Below is a block of records: output all of them exactly and leave out the pictures.
----------------------------------------
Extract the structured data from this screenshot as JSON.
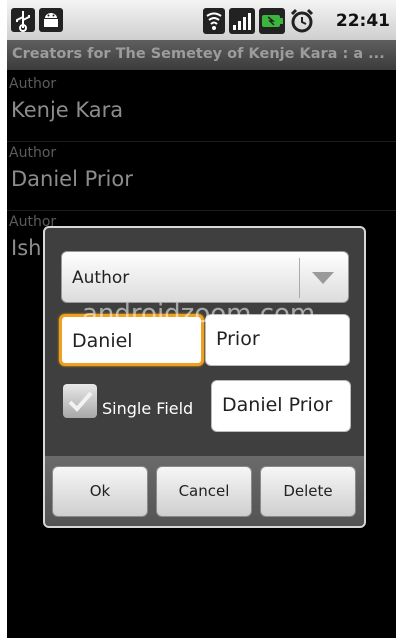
{
  "status_bar": {
    "time": "22:41",
    "icons": [
      "usb-icon",
      "android-icon",
      "wifi-icon",
      "signal-icon",
      "battery-icon",
      "alarm-icon"
    ]
  },
  "title": "Creators for The Semetey of Kenje Kara : a ...",
  "list": [
    {
      "label": "Author",
      "value": "Kenje Kara"
    },
    {
      "label": "Author",
      "value": "Daniel Prior"
    },
    {
      "label": "Author",
      "value": "Ish"
    }
  ],
  "dialog": {
    "role_select": "Author",
    "first_name": "Daniel",
    "last_name": "Prior",
    "single_field_label": "Single Field",
    "single_field_value": "Daniel Prior",
    "buttons": {
      "ok": "Ok",
      "cancel": "Cancel",
      "delete": "Delete"
    }
  },
  "watermark": "androidzoom.com",
  "colors": {
    "focus": "#f0a020",
    "background": "#000000"
  }
}
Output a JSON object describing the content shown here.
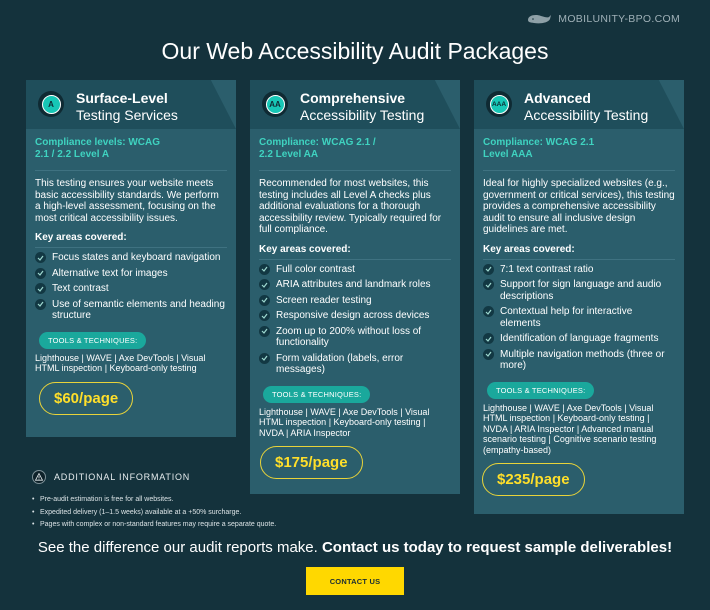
{
  "brand": {
    "name": "MOBILUNITY-BPO.COM",
    "icon": "whale-icon"
  },
  "title": "Our Web Accessibility Audit Packages",
  "colors": {
    "background": "#14323c",
    "card": "#2b5e6c",
    "accent_teal": "#3fd3c0",
    "price_yellow": "#ffdf2a",
    "cta_yellow": "#ffd800"
  },
  "packages": [
    {
      "badge": "A",
      "title": "Surface-Level",
      "subtitle": "Testing Services",
      "compliance": "Compliance levels: WCAG 2.1 / 2.2 Level A",
      "description": "This testing ensures your website meets basic accessibility standards. We perform a high-level assessment, focusing on the most critical accessibility issues.",
      "key_title": "Key areas covered:",
      "items": [
        "Focus states and keyboard navigation",
        "Alternative text for images",
        "Text contrast",
        "Use of semantic elements and heading structure"
      ],
      "tools_label": "TOOLS & TECHNIQUES:",
      "tools": "Lighthouse | WAVE | Axe DevTools | Visual HTML inspection | Keyboard-only testing",
      "price": "$60/page"
    },
    {
      "badge": "AA",
      "title": "Comprehensive",
      "subtitle": "Accessibility Testing",
      "compliance": "Compliance: WCAG 2.1 / 2.2 Level AA",
      "description": "Recommended for most websites, this testing includes all Level A checks plus additional evaluations for a thorough accessibility review. Typically required for full compliance.",
      "key_title": "Key areas covered:",
      "items": [
        "Full color contrast",
        "ARIA attributes and landmark roles",
        "Screen reader testing",
        "Responsive design across devices",
        "Zoom up to 200% without loss of functionality",
        "Form validation (labels, error messages)"
      ],
      "tools_label": "TOOLS & TECHNIQUES:",
      "tools": "Lighthouse | WAVE | Axe DevTools | Visual HTML inspection | Keyboard-only testing | NVDA | ARIA Inspector",
      "price": "$175/page"
    },
    {
      "badge": "AAA",
      "title": "Advanced",
      "subtitle": "Accessibility Testing",
      "compliance": "Compliance: WCAG 2.1 Level AAA",
      "description": "Ideal for highly specialized websites (e.g., government or critical services), this testing provides a comprehensive accessibility audit to ensure all inclusive design guidelines are met.",
      "key_title": "Key areas covered:",
      "items": [
        "7:1 text contrast ratio",
        "Support for sign language and audio descriptions",
        "Contextual help for interactive elements",
        "Identification of language fragments",
        "Multiple navigation methods (three or more)"
      ],
      "tools_label": "TOOLS & TECHNIQUES:",
      "tools": "Lighthouse | WAVE | Axe DevTools | Visual HTML inspection | Keyboard-only testing | NVDA | ARIA Inspector | Advanced manual scenario testing | Cognitive scenario testing (empathy-based)",
      "price": "$235/page"
    }
  ],
  "additional": {
    "heading": "ADDITIONAL INFORMATION",
    "items": [
      "Pre-audit estimation is free for all websites.",
      "Expedited delivery (1–1.5 weeks) available at a +50% surcharge.",
      "Pages with complex or non-standard features may require a separate quote."
    ]
  },
  "cta": {
    "text": "See the difference our audit reports make.",
    "bold": "Contact us today to request sample deliverables!",
    "button": "CONTACT US"
  }
}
----------------------------------------
**Written solution**
Extract the structured data from this screenshot as JSON.
{
  "status_bar": {
    "time": "22:41",
    "icons": [
      "usb-icon",
      "android-icon",
      "wifi-icon",
      "signal-icon",
      "battery-icon",
      "alarm-icon"
    ]
  },
  "title": "Creators for The Semetey of Kenje Kara : a ...",
  "list": [
    {
      "label": "Author",
      "value": "Kenje Kara"
    },
    {
      "label": "Author",
      "value": "Daniel Prior"
    },
    {
      "label": "Author",
      "value": "Ish"
    }
  ],
  "dialog": {
    "role_select": "Author",
    "first_name": "Daniel",
    "last_name": "Prior",
    "single_field_label": "Single Field",
    "single_field_value": "Daniel Prior",
    "buttons": {
      "ok": "Ok",
      "cancel": "Cancel",
      "delete": "Delete"
    }
  },
  "watermark": "androidzoom.com",
  "colors": {
    "focus": "#f0a020",
    "background": "#000000"
  }
}
Output a JSON object describing the content shown here.
{
  "brand": {
    "name": "MOBILUNITY-BPO.COM",
    "icon": "whale-icon"
  },
  "title": "Our Web Accessibility Audit Packages",
  "colors": {
    "background": "#14323c",
    "card": "#2b5e6c",
    "accent_teal": "#3fd3c0",
    "price_yellow": "#ffdf2a",
    "cta_yellow": "#ffd800"
  },
  "packages": [
    {
      "badge": "A",
      "title": "Surface-Level",
      "subtitle": "Testing Services",
      "compliance": "Compliance levels: WCAG 2.1 / 2.2 Level A",
      "description": "This testing ensures your website meets basic accessibility standards. We perform a high-level assessment, focusing on the most critical accessibility issues.",
      "key_title": "Key areas covered:",
      "items": [
        "Focus states and keyboard navigation",
        "Alternative text for images",
        "Text contrast",
        "Use of semantic elements and heading structure"
      ],
      "tools_label": "TOOLS & TECHNIQUES:",
      "tools": "Lighthouse | WAVE | Axe DevTools | Visual HTML inspection | Keyboard-only testing",
      "price": "$60/page"
    },
    {
      "badge": "AA",
      "title": "Comprehensive",
      "subtitle": "Accessibility Testing",
      "compliance": "Compliance: WCAG 2.1 / 2.2 Level AA",
      "description": "Recommended for most websites, this testing includes all Level A checks plus additional evaluations for a thorough accessibility review. Typically required for full compliance.",
      "key_title": "Key areas covered:",
      "items": [
        "Full color contrast",
        "ARIA attributes and landmark roles",
        "Screen reader testing",
        "Responsive design across devices",
        "Zoom up to 200% without loss of functionality",
        "Form validation (labels, error messages)"
      ],
      "tools_label": "TOOLS & TECHNIQUES:",
      "tools": "Lighthouse | WAVE | Axe DevTools | Visual HTML inspection | Keyboard-only testing | NVDA | ARIA Inspector",
      "price": "$175/page"
    },
    {
      "badge": "AAA",
      "title": "Advanced",
      "subtitle": "Accessibility Testing",
      "compliance": "Compliance: WCAG 2.1 Level AAA",
      "description": "Ideal for highly specialized websites (e.g., government or critical services), this testing provides a comprehensive accessibility audit to ensure all inclusive design guidelines are met.",
      "key_title": "Key areas covered:",
      "items": [
        "7:1 text contrast ratio",
        "Support for sign language and audio descriptions",
        "Contextual help for interactive elements",
        "Identification of language fragments",
        "Multiple navigation methods (three or more)"
      ],
      "tools_label": "TOOLS & TECHNIQUES:",
      "tools": "Lighthouse | WAVE | Axe DevTools | Visual HTML inspection | Keyboard-only testing | NVDA | ARIA Inspector | Advanced manual scenario testing | Cognitive scenario testing (empathy-based)",
      "price": "$235/page"
    }
  ],
  "additional": {
    "heading": "ADDITIONAL INFORMATION",
    "items": [
      "Pre-audit estimation is free for all websites.",
      "Expedited delivery (1–1.5 weeks) available at a +50% surcharge.",
      "Pages with complex or non-standard features may require a separate quote."
    ]
  },
  "cta": {
    "text": "See the difference our audit reports make.",
    "bold": "Contact us today to request sample deliverables!",
    "button": "CONTACT US"
  }
}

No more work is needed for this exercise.